• **SHORT PROBLEM**: Gather all lines with the word "have" in them.

— Begin PROVIDED DATA —

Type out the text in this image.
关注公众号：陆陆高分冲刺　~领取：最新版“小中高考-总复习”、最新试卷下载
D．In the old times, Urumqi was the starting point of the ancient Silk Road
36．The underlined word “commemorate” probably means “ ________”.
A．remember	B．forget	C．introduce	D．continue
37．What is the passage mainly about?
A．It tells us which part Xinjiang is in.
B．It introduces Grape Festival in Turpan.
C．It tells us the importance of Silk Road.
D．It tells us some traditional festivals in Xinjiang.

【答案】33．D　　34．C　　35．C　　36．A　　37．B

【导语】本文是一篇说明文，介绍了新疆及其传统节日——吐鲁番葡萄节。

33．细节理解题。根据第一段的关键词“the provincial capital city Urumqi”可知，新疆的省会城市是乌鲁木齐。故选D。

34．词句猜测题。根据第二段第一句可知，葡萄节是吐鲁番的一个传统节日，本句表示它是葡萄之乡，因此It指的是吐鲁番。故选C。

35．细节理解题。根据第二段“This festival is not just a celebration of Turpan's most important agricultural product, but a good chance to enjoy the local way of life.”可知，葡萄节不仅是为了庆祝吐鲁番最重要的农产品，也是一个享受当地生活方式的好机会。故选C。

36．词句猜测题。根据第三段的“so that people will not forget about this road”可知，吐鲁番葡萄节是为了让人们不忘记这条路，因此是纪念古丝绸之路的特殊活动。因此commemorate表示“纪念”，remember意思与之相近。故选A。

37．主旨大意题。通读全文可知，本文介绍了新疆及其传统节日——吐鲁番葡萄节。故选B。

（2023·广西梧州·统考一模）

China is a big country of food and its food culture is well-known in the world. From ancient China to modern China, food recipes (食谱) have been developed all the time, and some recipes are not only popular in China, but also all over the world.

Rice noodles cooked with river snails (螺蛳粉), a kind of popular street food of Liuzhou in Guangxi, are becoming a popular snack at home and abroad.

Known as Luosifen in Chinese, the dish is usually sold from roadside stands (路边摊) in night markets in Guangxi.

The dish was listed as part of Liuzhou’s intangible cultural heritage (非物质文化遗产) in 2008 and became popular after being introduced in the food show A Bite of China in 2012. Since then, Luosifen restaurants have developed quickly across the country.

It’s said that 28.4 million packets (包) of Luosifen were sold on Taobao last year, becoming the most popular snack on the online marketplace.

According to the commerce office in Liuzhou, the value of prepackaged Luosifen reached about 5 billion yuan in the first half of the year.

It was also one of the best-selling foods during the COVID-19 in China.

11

— End PROVIDED DATA —

• **EXERCISE RESULT**:
China is a big country of food and its food culture is well-known in the world. From ancient China to modern China, food recipes (食谱) have been developed all the time, and some recipes are not only popular in China, but also all over the world.
The dish was listed as part of Liuzhou’s intangible cultural heritage (非物质文化遗产) in 2008 and became popular after being introduced in the food show A Bite of China in 2012. Since then, Luosifen restaurants have developed quickly across the country.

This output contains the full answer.